» **Work required**: Among the records that follow, count the lines where "trump" appears, and state the count by itself.

» **Data for review**:
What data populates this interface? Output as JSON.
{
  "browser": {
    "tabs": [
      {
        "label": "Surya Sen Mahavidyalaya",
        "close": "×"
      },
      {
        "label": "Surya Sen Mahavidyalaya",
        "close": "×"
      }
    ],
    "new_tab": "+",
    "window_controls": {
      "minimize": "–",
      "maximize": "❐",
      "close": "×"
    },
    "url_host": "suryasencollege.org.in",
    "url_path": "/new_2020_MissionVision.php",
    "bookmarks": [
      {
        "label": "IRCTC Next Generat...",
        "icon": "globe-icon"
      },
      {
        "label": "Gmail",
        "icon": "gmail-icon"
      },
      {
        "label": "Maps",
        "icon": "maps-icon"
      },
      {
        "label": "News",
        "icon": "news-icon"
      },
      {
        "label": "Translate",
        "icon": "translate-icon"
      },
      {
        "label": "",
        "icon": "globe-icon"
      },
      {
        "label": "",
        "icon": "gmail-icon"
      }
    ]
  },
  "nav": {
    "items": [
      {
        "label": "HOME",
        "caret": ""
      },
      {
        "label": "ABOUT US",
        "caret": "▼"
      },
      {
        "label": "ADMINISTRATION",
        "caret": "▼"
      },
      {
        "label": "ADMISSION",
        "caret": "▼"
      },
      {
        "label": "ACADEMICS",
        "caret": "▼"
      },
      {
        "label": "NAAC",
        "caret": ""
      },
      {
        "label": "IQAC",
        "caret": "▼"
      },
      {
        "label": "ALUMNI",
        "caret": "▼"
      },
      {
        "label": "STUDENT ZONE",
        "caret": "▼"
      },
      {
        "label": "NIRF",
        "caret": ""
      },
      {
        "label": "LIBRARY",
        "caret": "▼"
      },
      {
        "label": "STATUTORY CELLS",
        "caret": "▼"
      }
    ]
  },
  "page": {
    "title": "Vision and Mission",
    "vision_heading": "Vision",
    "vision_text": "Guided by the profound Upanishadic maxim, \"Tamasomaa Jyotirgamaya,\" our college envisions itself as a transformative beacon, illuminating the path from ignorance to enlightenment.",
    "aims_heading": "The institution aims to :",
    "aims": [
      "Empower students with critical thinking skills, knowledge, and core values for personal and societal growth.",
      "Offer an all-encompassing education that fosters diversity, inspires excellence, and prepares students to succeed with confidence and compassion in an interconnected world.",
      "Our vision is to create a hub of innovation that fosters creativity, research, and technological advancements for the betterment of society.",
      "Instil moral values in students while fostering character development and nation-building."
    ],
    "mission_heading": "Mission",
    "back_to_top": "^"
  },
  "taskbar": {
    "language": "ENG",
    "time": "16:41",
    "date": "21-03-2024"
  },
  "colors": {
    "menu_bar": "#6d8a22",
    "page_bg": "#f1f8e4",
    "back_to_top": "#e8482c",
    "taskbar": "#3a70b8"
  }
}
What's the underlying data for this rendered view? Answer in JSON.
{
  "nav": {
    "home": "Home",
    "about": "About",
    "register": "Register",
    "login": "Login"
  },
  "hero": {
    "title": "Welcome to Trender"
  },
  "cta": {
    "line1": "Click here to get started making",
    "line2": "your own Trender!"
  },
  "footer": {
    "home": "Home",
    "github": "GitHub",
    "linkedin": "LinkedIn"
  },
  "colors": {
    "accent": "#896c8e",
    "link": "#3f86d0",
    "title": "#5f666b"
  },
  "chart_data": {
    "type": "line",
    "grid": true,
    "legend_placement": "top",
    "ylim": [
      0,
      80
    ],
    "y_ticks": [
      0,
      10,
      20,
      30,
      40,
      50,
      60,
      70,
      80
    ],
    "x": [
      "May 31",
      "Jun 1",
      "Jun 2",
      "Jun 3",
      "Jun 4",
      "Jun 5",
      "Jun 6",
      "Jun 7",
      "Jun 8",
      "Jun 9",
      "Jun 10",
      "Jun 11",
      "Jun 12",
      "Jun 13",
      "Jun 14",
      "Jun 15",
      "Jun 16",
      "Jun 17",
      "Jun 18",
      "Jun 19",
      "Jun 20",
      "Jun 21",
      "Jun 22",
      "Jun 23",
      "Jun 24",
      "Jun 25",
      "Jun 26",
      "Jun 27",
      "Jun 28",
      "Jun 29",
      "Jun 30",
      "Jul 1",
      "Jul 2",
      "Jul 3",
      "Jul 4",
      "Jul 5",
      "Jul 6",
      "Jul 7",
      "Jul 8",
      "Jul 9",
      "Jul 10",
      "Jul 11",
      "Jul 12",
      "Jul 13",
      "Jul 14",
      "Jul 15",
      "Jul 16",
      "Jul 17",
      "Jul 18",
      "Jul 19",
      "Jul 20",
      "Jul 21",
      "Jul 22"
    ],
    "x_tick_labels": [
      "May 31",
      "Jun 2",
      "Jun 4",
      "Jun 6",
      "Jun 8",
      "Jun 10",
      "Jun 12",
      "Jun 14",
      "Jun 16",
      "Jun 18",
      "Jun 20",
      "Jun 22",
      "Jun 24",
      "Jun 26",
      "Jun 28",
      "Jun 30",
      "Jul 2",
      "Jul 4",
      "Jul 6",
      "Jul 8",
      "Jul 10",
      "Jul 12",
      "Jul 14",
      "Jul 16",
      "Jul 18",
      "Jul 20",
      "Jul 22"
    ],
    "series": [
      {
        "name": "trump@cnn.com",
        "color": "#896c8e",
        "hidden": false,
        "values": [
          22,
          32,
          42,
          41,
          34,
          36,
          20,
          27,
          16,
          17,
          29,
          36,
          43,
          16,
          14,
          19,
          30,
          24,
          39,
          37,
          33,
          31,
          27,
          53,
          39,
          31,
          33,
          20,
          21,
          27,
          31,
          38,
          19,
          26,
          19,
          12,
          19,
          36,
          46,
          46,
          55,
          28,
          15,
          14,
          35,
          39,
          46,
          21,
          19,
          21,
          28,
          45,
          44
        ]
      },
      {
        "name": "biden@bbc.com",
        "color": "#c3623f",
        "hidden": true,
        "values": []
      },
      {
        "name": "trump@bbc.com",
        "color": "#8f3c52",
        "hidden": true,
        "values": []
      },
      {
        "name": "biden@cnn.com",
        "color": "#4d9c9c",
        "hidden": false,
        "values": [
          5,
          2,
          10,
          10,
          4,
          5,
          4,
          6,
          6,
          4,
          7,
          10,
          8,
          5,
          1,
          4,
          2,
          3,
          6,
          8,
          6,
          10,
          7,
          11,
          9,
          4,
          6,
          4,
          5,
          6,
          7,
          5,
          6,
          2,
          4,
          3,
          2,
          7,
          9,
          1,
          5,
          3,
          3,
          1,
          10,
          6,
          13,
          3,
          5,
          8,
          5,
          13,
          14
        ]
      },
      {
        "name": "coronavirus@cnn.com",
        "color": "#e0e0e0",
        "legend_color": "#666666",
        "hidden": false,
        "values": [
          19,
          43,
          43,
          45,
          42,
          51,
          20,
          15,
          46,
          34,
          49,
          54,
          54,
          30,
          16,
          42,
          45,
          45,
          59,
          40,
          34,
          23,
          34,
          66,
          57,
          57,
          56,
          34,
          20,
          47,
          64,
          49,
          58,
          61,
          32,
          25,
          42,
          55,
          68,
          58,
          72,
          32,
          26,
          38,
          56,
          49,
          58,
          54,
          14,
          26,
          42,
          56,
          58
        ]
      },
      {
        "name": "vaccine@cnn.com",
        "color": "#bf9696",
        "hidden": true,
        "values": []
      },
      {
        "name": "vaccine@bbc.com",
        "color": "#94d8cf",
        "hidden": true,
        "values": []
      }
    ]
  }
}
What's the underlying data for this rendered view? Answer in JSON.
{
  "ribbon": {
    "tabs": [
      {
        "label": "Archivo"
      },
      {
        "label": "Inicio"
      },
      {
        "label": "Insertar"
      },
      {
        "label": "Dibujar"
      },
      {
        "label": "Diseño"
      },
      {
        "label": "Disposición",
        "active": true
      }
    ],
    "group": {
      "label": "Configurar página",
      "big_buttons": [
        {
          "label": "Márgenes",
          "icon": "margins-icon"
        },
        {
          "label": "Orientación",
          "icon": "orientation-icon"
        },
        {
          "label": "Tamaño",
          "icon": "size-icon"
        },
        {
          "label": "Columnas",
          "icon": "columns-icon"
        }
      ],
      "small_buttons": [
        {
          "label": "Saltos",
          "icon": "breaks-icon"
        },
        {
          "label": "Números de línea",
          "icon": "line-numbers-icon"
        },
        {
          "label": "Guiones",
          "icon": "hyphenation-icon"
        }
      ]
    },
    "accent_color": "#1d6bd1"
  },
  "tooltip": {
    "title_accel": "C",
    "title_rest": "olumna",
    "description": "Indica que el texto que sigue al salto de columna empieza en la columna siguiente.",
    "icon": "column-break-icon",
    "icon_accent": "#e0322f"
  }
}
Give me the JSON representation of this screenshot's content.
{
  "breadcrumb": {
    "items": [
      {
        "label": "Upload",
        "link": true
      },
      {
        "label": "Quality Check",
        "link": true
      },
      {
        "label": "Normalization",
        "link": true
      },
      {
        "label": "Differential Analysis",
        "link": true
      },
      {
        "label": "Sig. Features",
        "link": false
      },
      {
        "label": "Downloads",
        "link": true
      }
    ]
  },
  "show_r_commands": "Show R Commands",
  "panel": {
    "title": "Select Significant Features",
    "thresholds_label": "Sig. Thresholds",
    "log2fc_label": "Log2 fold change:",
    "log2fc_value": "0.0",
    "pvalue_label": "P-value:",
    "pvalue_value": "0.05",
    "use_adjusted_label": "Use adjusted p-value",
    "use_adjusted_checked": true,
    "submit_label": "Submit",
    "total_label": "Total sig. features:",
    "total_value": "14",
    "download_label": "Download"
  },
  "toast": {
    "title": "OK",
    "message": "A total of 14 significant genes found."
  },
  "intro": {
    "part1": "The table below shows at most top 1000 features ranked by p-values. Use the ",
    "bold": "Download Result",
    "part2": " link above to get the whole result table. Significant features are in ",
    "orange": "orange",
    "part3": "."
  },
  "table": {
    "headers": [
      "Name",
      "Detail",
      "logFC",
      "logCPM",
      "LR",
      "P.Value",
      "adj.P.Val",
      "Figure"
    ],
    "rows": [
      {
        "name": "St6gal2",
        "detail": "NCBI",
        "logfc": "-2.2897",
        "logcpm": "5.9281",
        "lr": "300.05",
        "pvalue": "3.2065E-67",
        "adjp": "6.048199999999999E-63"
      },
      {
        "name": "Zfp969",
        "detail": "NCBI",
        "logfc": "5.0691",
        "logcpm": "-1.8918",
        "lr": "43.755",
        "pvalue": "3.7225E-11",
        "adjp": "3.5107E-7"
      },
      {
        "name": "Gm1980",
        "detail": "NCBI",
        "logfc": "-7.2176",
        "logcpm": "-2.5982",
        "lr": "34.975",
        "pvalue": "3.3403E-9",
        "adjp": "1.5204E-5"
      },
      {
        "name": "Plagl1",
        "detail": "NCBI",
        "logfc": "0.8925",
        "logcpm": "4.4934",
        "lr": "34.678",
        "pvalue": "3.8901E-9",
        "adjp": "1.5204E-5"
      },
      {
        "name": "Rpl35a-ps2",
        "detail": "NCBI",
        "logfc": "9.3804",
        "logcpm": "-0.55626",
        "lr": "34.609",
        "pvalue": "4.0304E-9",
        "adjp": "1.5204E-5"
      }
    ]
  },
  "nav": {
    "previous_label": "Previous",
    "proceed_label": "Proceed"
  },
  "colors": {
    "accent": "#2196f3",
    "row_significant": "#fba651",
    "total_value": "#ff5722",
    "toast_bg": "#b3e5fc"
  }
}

» **Exercise output**: 2